Entries:
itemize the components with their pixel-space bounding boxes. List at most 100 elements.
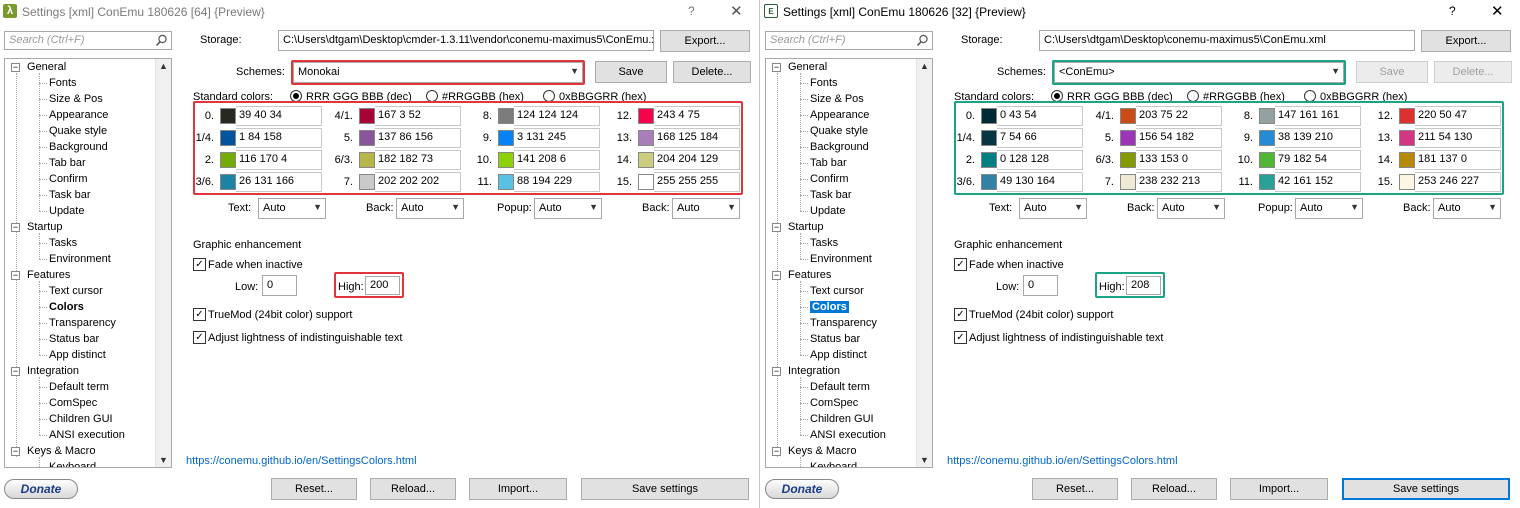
delete-scheme-button[interactable]: Delete... — [1434, 61, 1512, 83]
tree-item-text-cursor[interactable]: Text cursor — [5, 283, 103, 299]
text-color-dropdown[interactable]: Auto ▼ — [258, 198, 326, 219]
scroll-down-icon[interactable]: ▼ — [159, 455, 168, 465]
save-settings-button[interactable]: Save settings — [581, 478, 749, 500]
tree-item-confirm[interactable]: Confirm — [766, 171, 849, 187]
scroll-up-icon[interactable]: ▲ — [920, 61, 929, 71]
save-scheme-button[interactable]: Save — [595, 61, 667, 83]
tree-group-startup[interactable]: − Startup — [5, 219, 62, 235]
tree-item-task-bar[interactable]: Task bar — [766, 187, 852, 203]
tree-item-children-gui[interactable]: Children GUI — [766, 411, 874, 427]
fade-inactive-checkbox[interactable]: ✓ — [193, 258, 206, 271]
donate-button[interactable]: Donate — [4, 479, 78, 499]
tree-item-environment[interactable]: Environment — [5, 251, 111, 267]
tree-item-ansi-execution[interactable]: ANSI execution — [766, 427, 886, 443]
adjust-lightness-checkbox[interactable]: ✓ — [954, 331, 967, 344]
search-input[interactable]: Search (Ctrl+F) — [4, 31, 172, 50]
tree-item-fonts[interactable]: Fonts — [766, 75, 838, 91]
tree-item-quake-style[interactable]: Quake style — [5, 123, 107, 139]
tree-group-general[interactable]: − General — [5, 59, 66, 75]
help-link[interactable]: https://conemu.github.io/en/SettingsColo… — [947, 455, 1178, 467]
collapse-toggle-icon[interactable]: − — [11, 367, 20, 376]
help-button[interactable]: ? — [688, 4, 695, 18]
reset-button[interactable]: Reset... — [271, 478, 357, 500]
tree-item-appearance[interactable]: Appearance — [766, 107, 869, 123]
back-color-dropdown[interactable]: Auto ▼ — [396, 198, 464, 219]
tree-item-status-bar[interactable]: Status bar — [766, 331, 860, 347]
tree-item-transparency[interactable]: Transparency — [5, 315, 116, 331]
tree-item-tasks[interactable]: Tasks — [766, 235, 838, 251]
tree-item-app-distinct[interactable]: App distinct — [5, 347, 106, 363]
popup-color-dropdown[interactable]: Auto ▼ — [1295, 198, 1363, 219]
tree-item-default-term[interactable]: Default term — [766, 379, 870, 395]
truemod-checkbox[interactable]: ✓ — [193, 308, 206, 321]
reload-button[interactable]: Reload... — [1131, 478, 1217, 500]
tree-scrollbar[interactable]: ▲ ▼ — [155, 59, 171, 467]
tree-item-fonts[interactable]: Fonts — [5, 75, 77, 91]
tree-item-ansi-execution[interactable]: ANSI execution — [5, 427, 125, 443]
save-scheme-button[interactable]: Save — [1356, 61, 1428, 83]
tree-item-colors[interactable]: Colors — [5, 299, 84, 315]
settings-tree[interactable]: − General Fonts Size & Pos Appearance Quake s… — [4, 58, 172, 468]
tree-item-comspec[interactable]: ComSpec — [5, 395, 97, 411]
popup-color-dropdown[interactable]: Auto ▼ — [534, 198, 602, 219]
tree-item-comspec[interactable]: ComSpec — [766, 395, 858, 411]
import-button[interactable]: Import... — [1230, 478, 1328, 500]
tree-group-keys-macro[interactable]: − Keys & Macro — [5, 443, 95, 459]
reload-button[interactable]: Reload... — [370, 478, 456, 500]
tree-item-size-pos[interactable]: Size & Pos — [766, 91, 864, 107]
tree-item-quake-style[interactable]: Quake style — [766, 123, 868, 139]
tree-item-size-pos[interactable]: Size & Pos — [5, 91, 103, 107]
collapse-toggle-icon[interactable]: − — [11, 271, 20, 280]
tree-item-app-distinct[interactable]: App distinct — [766, 347, 867, 363]
popup-back-color-dropdown[interactable]: Auto ▼ — [1433, 198, 1501, 219]
scroll-down-icon[interactable]: ▼ — [920, 455, 929, 465]
tree-item-tab-bar[interactable]: Tab bar — [766, 155, 847, 171]
collapse-toggle-icon[interactable]: − — [772, 63, 781, 72]
search-input[interactable]: Search (Ctrl+F) — [765, 31, 933, 50]
low-field[interactable]: 0 — [1023, 275, 1058, 296]
tree-group-keys-macro[interactable]: − Keys & Macro — [766, 443, 856, 459]
collapse-toggle-icon[interactable]: − — [772, 447, 781, 456]
storage-path-field[interactable]: C:\Users\dtgam\Desktop\conemu-maximus5\C… — [1039, 30, 1415, 51]
close-button[interactable]: ✕ — [1491, 2, 1504, 20]
scroll-up-icon[interactable]: ▲ — [159, 61, 168, 71]
reset-button[interactable]: Reset... — [1032, 478, 1118, 500]
tree-item-appearance[interactable]: Appearance — [5, 107, 108, 123]
help-link[interactable]: https://conemu.github.io/en/SettingsColo… — [186, 455, 417, 467]
tree-item-tasks[interactable]: Tasks — [5, 235, 77, 251]
tree-item-tab-bar[interactable]: Tab bar — [5, 155, 86, 171]
search-icon[interactable] — [155, 34, 168, 47]
tree-item-confirm[interactable]: Confirm — [5, 171, 88, 187]
collapse-toggle-icon[interactable]: − — [11, 223, 20, 232]
collapse-toggle-icon[interactable]: − — [772, 367, 781, 376]
tree-group-features[interactable]: − Features — [5, 267, 70, 283]
settings-tree[interactable]: − General Fonts Size & Pos Appearance Quake s… — [765, 58, 933, 468]
adjust-lightness-checkbox[interactable]: ✓ — [193, 331, 206, 344]
help-button[interactable]: ? — [1449, 4, 1456, 18]
tree-item-default-term[interactable]: Default term — [5, 379, 109, 395]
collapse-toggle-icon[interactable]: − — [772, 223, 781, 232]
tree-scrollbar[interactable]: ▲ ▼ — [916, 59, 932, 467]
tree-group-integration[interactable]: − Integration — [5, 363, 79, 379]
tree-item-background[interactable]: Background — [5, 139, 108, 155]
tree-item-transparency[interactable]: Transparency — [766, 315, 877, 331]
storage-path-field[interactable]: C:\Users\dtgam\Desktop\cmder-1.3.11\vend… — [278, 30, 654, 51]
tree-group-general[interactable]: − General — [766, 59, 827, 75]
tree-item-status-bar[interactable]: Status bar — [5, 331, 99, 347]
collapse-toggle-icon[interactable]: − — [11, 63, 20, 72]
tree-item-update[interactable]: Update — [766, 203, 845, 219]
collapse-toggle-icon[interactable]: − — [11, 447, 20, 456]
text-color-dropdown[interactable]: Auto ▼ — [1019, 198, 1087, 219]
export-button[interactable]: Export... — [660, 30, 750, 52]
truemod-checkbox[interactable]: ✓ — [954, 308, 967, 321]
close-button[interactable]: ✕ — [730, 2, 743, 20]
tree-item-colors[interactable]: Colors — [766, 299, 849, 315]
save-settings-button[interactable]: Save settings — [1342, 478, 1510, 500]
delete-scheme-button[interactable]: Delete... — [673, 61, 751, 83]
back-color-dropdown[interactable]: Auto ▼ — [1157, 198, 1225, 219]
tree-item-environment[interactable]: Environment — [766, 251, 872, 267]
tree-item-keyboard[interactable]: Keyboard — [766, 459, 857, 467]
tree-item-text-cursor[interactable]: Text cursor — [766, 283, 864, 299]
tree-item-background[interactable]: Background — [766, 139, 869, 155]
import-button[interactable]: Import... — [469, 478, 567, 500]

Set task: Rewrite all the rows above with every "interactable" changed to "clickable" and nothing else altered. Omit the pictures.

Result for this exercise:
itemize the components with their pixel-space bounding boxes. List at most 100 elements.
delete-scheme-button[clickable]: Delete... — [1434, 61, 1512, 83]
tree-item-text-cursor[clickable]: Text cursor — [5, 283, 103, 299]
text-color-dropdown[clickable]: Auto ▼ — [258, 198, 326, 219]
scroll-down-icon[clickable]: ▼ — [159, 455, 168, 465]
save-settings-button[clickable]: Save settings — [581, 478, 749, 500]
tree-item-confirm[clickable]: Confirm — [766, 171, 849, 187]
scroll-up-icon[clickable]: ▲ — [920, 61, 929, 71]
save-scheme-button[clickable]: Save — [595, 61, 667, 83]
tree-group-startup[clickable]: − Startup — [5, 219, 62, 235]
tree-item-task-bar[clickable]: Task bar — [766, 187, 852, 203]
tree-item-children-gui[clickable]: Children GUI — [766, 411, 874, 427]
fade-inactive-checkbox[clickable]: ✓ — [193, 258, 206, 271]
donate-button[clickable]: Donate — [4, 479, 78, 499]
tree-item-environment[clickable]: Environment — [5, 251, 111, 267]
tree-item-ansi-execution[clickable]: ANSI execution — [766, 427, 886, 443]
adjust-lightness-checkbox[clickable]: ✓ — [954, 331, 967, 344]
search-input[clickable]: Search (Ctrl+F) — [4, 31, 172, 50]
tree-item-fonts[clickable]: Fonts — [766, 75, 838, 91]
tree-item-quake-style[clickable]: Quake style — [5, 123, 107, 139]
tree-group-general[clickable]: − General — [5, 59, 66, 75]
help-link[clickable]: https://conemu.github.io/en/SettingsColo… — [947, 455, 1178, 467]
collapse-toggle-icon[clickable]: − — [11, 367, 20, 376]
help-button[clickable]: ? — [688, 4, 695, 18]
reset-button[clickable]: Reset... — [271, 478, 357, 500]
tree-item-appearance[clickable]: Appearance — [766, 107, 869, 123]
back-color-dropdown[clickable]: Auto ▼ — [396, 198, 464, 219]
tree-item-status-bar[clickable]: Status bar — [766, 331, 860, 347]
tree-item-transparency[clickable]: Transparency — [5, 315, 116, 331]
tree-item-tasks[clickable]: Tasks — [766, 235, 838, 251]
tree-item-app-distinct[clickable]: App distinct — [5, 347, 106, 363]
popup-color-dropdown[clickable]: Auto ▼ — [1295, 198, 1363, 219]
tree-item-default-term[clickable]: Default term — [766, 379, 870, 395]
truemod-checkbox[clickable]: ✓ — [193, 308, 206, 321]
reload-button[clickable]: Reload... — [1131, 478, 1217, 500]
tree-scrollbar[clickable]: ▲ ▼ — [155, 59, 171, 467]
tree-item-fonts[clickable]: Fonts — [5, 75, 77, 91]
tree-item-ansi-execution[clickable]: ANSI execution — [5, 427, 125, 443]
save-scheme-button[clickable]: Save — [1356, 61, 1428, 83]
tree-item-colors[clickable]: Colors — [5, 299, 84, 315]
settings-tree[clickable]: − General Fonts Size & Pos Appearance Quake s… — [4, 58, 172, 468]
tree-item-comspec[clickable]: ComSpec — [5, 395, 97, 411]
popup-color-dropdown[clickable]: Auto ▼ — [534, 198, 602, 219]
tree-item-comspec[clickable]: ComSpec — [766, 395, 858, 411]
import-button[clickable]: Import... — [1230, 478, 1328, 500]
tree-group-keys-macro[clickable]: − Keys & Macro — [5, 443, 95, 459]
reload-button[clickable]: Reload... — [370, 478, 456, 500]
tree-item-size-pos[clickable]: Size & Pos — [766, 91, 864, 107]
tree-item-quake-style[clickable]: Quake style — [766, 123, 868, 139]
tree-item-size-pos[clickable]: Size & Pos — [5, 91, 103, 107]
collapse-toggle-icon[clickable]: − — [11, 271, 20, 280]
tree-item-app-distinct[clickable]: App distinct — [766, 347, 867, 363]
popup-back-color-dropdown[clickable]: Auto ▼ — [1433, 198, 1501, 219]
scroll-down-icon[clickable]: ▼ — [920, 455, 929, 465]
tree-item-tab-bar[clickable]: Tab bar — [766, 155, 847, 171]
collapse-toggle-icon[clickable]: − — [772, 63, 781, 72]
search-input[clickable]: Search (Ctrl+F) — [765, 31, 933, 50]
low-field[clickable]: 0 — [1023, 275, 1058, 296]
tree-group-keys-macro[clickable]: − Keys & Macro — [766, 443, 856, 459]
collapse-toggle-icon[clickable]: − — [772, 447, 781, 456]
storage-path-field[clickable]: C:\Users\dtgam\Desktop\conemu-maximus5\C… — [1039, 30, 1415, 51]
close-button[clickable]: ✕ — [1491, 2, 1504, 20]
scroll-up-icon[clickable]: ▲ — [159, 61, 168, 71]
reset-button[clickable]: Reset... — [1032, 478, 1118, 500]
tree-item-appearance[clickable]: Appearance — [5, 107, 108, 123]
help-link[clickable]: https://conemu.github.io/en/SettingsColo… — [186, 455, 417, 467]
tree-item-tasks[clickable]: Tasks — [5, 235, 77, 251]
tree-item-tab-bar[clickable]: Tab bar — [5, 155, 86, 171]
search-icon[clickable] — [155, 34, 168, 47]
tree-item-confirm[clickable]: Confirm — [5, 171, 88, 187]
collapse-toggle-icon[clickable]: − — [11, 223, 20, 232]
collapse-toggle-icon[clickable]: − — [772, 367, 781, 376]
tree-group-features[clickable]: − Features — [5, 267, 70, 283]
settings-tree[clickable]: − General Fonts Size & Pos Appearance Quake s… — [765, 58, 933, 468]
adjust-lightness-checkbox[clickable]: ✓ — [193, 331, 206, 344]
help-button[clickable]: ? — [1449, 4, 1456, 18]
tree-item-default-term[clickable]: Default term — [5, 379, 109, 395]
collapse-toggle-icon[clickable]: − — [772, 223, 781, 232]
tree-scrollbar[clickable]: ▲ ▼ — [916, 59, 932, 467]
tree-group-integration[clickable]: − Integration — [5, 363, 79, 379]
tree-item-background[clickable]: Background — [5, 139, 108, 155]
tree-item-transparency[clickable]: Transparency — [766, 315, 877, 331]
storage-path-field[clickable]: C:\Users\dtgam\Desktop\cmder-1.3.11\vend… — [278, 30, 654, 51]
tree-group-general[clickable]: − General — [766, 59, 827, 75]
tree-item-status-bar[clickable]: Status bar — [5, 331, 99, 347]
collapse-toggle-icon[clickable]: − — [11, 63, 20, 72]
tree-item-update[clickable]: Update — [766, 203, 845, 219]
collapse-toggle-icon[clickable]: − — [11, 447, 20, 456]
text-color-dropdown[clickable]: Auto ▼ — [1019, 198, 1087, 219]
export-button[clickable]: Export... — [660, 30, 750, 52]
truemod-checkbox[clickable]: ✓ — [954, 308, 967, 321]
close-button[clickable]: ✕ — [730, 2, 743, 20]
tree-item-colors[clickable]: Colors — [766, 299, 849, 315]
save-settings-button[clickable]: Save settings — [1342, 478, 1510, 500]
delete-scheme-button[clickable]: Delete... — [673, 61, 751, 83]
back-color-dropdown[clickable]: Auto ▼ — [1157, 198, 1225, 219]
tree-item-environment[clickable]: Environment — [766, 251, 872, 267]
tree-item-keyboard[clickable]: Keyboard — [766, 459, 857, 467]
tree-item-text-cursor[clickable]: Text cursor — [766, 283, 864, 299]
tree-item-background[clickable]: Background — [766, 139, 869, 155]
import-button[clickable]: Import... — [469, 478, 567, 500]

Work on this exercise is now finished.